**What is needed:**
Your task is to print all of the data word for word.

[Records from a collection]
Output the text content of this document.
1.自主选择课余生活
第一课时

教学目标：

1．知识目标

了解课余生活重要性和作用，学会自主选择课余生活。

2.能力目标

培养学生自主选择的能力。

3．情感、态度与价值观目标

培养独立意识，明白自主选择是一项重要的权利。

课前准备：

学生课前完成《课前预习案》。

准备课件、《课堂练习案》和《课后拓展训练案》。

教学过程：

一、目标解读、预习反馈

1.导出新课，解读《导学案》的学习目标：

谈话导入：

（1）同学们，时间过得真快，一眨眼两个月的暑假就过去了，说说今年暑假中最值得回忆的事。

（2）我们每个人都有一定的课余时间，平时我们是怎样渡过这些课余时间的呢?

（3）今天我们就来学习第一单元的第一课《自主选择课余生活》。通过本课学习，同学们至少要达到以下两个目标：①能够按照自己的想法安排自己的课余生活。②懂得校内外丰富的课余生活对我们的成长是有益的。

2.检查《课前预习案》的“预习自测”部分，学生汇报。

**Answer to the task:**
Output the text content of this document.
1.自主选择课余生活
第一课时

教学目标：

1．知识目标

了解课余生活重要性和作用，学会自主选择课余生活。

2.能力目标

培养学生自主选择的能力。

3．情感、态度与价值观目标

培养独立意识，明白自主选择是一项重要的权利。

课前准备：

学生课前完成《课前预习案》。

准备课件、《课堂练习案》和《课后拓展训练案》。

教学过程：

一、目标解读、预习反馈

1.导出新课，解读《导学案》的学习目标：

谈话导入：

（1）同学们，时间过得真快，一眨眼两个月的暑假就过去了，说说今年暑假中最值得回忆的事。

（2）我们每个人都有一定的课余时间，平时我们是怎样渡过这些课余时间的呢?

（3）今天我们就来学习第一单元的第一课《自主选择课余生活》。通过本课学习，同学们至少要达到以下两个目标：①能够按照自己的想法安排自己的课余生活。②懂得校内外丰富的课余生活对我们的成长是有益的。

2.检查《课前预习案》的“预习自测”部分，学生汇报。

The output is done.